WHAT TO PRODUCE: Where a line contains the string "impianto", copy that line.

Raw records:

######

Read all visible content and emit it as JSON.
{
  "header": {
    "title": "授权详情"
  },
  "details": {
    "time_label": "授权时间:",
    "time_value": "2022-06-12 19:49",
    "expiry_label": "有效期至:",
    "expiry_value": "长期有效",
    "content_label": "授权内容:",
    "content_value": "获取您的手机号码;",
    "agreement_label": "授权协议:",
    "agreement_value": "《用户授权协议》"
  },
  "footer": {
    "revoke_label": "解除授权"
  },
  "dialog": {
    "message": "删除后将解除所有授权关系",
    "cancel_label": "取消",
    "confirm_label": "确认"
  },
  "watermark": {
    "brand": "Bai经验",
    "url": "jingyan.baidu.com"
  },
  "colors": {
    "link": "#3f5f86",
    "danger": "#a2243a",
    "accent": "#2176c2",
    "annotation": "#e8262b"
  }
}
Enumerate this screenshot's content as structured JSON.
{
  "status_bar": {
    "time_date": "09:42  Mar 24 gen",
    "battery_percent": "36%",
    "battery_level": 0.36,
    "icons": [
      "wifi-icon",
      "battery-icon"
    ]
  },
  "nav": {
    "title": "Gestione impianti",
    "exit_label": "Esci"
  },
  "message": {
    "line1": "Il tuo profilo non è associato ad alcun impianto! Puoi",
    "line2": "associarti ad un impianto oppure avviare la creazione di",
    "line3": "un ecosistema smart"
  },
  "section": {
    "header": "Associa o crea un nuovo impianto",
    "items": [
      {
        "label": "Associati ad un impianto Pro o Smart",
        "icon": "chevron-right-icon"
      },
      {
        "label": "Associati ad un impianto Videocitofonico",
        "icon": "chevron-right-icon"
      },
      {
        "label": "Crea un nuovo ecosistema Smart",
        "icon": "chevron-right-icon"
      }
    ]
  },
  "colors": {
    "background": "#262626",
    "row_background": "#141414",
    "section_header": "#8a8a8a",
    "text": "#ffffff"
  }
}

######

OUTPUT BELOW:
    "line1": "Il tuo profilo non è associato ad alcun impianto! Puoi",
    "line2": "associarti ad un impianto oppure avviare la creazione di",
    "header": "Associa o crea un nuovo impianto",
        "label": "Associati ad un impianto Pro o Smart",
        "label": "Associati ad un impianto Videocitofonico",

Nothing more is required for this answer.